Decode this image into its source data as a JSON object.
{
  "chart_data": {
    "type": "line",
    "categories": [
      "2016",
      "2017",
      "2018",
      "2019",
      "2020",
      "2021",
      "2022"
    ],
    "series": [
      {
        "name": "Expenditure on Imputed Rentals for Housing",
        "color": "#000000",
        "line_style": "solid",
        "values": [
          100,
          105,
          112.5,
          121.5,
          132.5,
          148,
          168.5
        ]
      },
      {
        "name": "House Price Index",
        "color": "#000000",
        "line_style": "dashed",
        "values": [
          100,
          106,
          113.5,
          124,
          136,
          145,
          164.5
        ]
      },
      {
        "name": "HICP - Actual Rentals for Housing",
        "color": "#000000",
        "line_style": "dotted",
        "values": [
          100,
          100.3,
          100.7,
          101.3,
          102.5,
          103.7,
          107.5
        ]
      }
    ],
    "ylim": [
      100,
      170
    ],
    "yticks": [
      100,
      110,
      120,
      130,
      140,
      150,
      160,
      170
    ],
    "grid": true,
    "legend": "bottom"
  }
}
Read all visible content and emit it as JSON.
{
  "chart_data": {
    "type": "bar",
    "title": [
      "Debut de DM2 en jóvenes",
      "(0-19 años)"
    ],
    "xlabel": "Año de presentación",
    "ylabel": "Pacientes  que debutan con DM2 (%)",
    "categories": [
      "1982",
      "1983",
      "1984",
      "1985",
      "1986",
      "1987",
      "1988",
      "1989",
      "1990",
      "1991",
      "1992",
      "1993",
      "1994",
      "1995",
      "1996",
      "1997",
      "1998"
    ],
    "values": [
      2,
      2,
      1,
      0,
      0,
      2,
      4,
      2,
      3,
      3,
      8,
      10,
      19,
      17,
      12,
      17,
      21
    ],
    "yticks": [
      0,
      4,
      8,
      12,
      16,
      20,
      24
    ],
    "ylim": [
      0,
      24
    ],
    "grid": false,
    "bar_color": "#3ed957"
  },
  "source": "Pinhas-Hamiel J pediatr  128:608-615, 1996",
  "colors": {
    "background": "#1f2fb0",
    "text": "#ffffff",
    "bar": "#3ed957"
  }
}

▬▬▬▬▬▬

» Request
Return the listing above in full, character for character.

» In response
Decode this image into its source data as a JSON object.
{
  "chart_data": {
    "type": "line",
    "categories": [
      "2016",
      "2017",
      "2018",
      "2019",
      "2020",
      "2021",
      "2022"
    ],
    "series": [
      {
        "name": "Expenditure on Imputed Rentals for Housing",
        "color": "#000000",
        "line_style": "solid",
        "values": [
          100,
          105,
          112.5,
          121.5,
          132.5,
          148,
          168.5
        ]
      },
      {
        "name": "House Price Index",
        "color": "#000000",
        "line_style": "dashed",
        "values": [
          100,
          106,
          113.5,
          124,
          136,
          145,
          164.5
        ]
      },
      {
        "name": "HICP - Actual Rentals for Housing",
        "color": "#000000",
        "line_style": "dotted",
        "values": [
          100,
          100.3,
          100.7,
          101.3,
          102.5,
          103.7,
          107.5
        ]
      }
    ],
    "ylim": [
      100,
      170
    ],
    "yticks": [
      100,
      110,
      120,
      130,
      140,
      150,
      160,
      170
    ],
    "grid": true,
    "legend": "bottom"
  }
}
Read all visible content and emit it as JSON.
{
  "chart_data": {
    "type": "bar",
    "title": [
      "Debut de DM2 en jóvenes",
      "(0-19 años)"
    ],
    "xlabel": "Año de presentación",
    "ylabel": "Pacientes  que debutan con DM2 (%)",
    "categories": [
      "1982",
      "1983",
      "1984",
      "1985",
      "1986",
      "1987",
      "1988",
      "1989",
      "1990",
      "1991",
      "1992",
      "1993",
      "1994",
      "1995",
      "1996",
      "1997",
      "1998"
    ],
    "values": [
      2,
      2,
      1,
      0,
      0,
      2,
      4,
      2,
      3,
      3,
      8,
      10,
      19,
      17,
      12,
      17,
      21
    ],
    "yticks": [
      0,
      4,
      8,
      12,
      16,
      20,
      24
    ],
    "ylim": [
      0,
      24
    ],
    "grid": false,
    "bar_color": "#3ed957"
  },
  "source": "Pinhas-Hamiel J pediatr  128:608-615, 1996",
  "colors": {
    "background": "#1f2fb0",
    "text": "#ffffff",
    "bar": "#3ed957"
  }
}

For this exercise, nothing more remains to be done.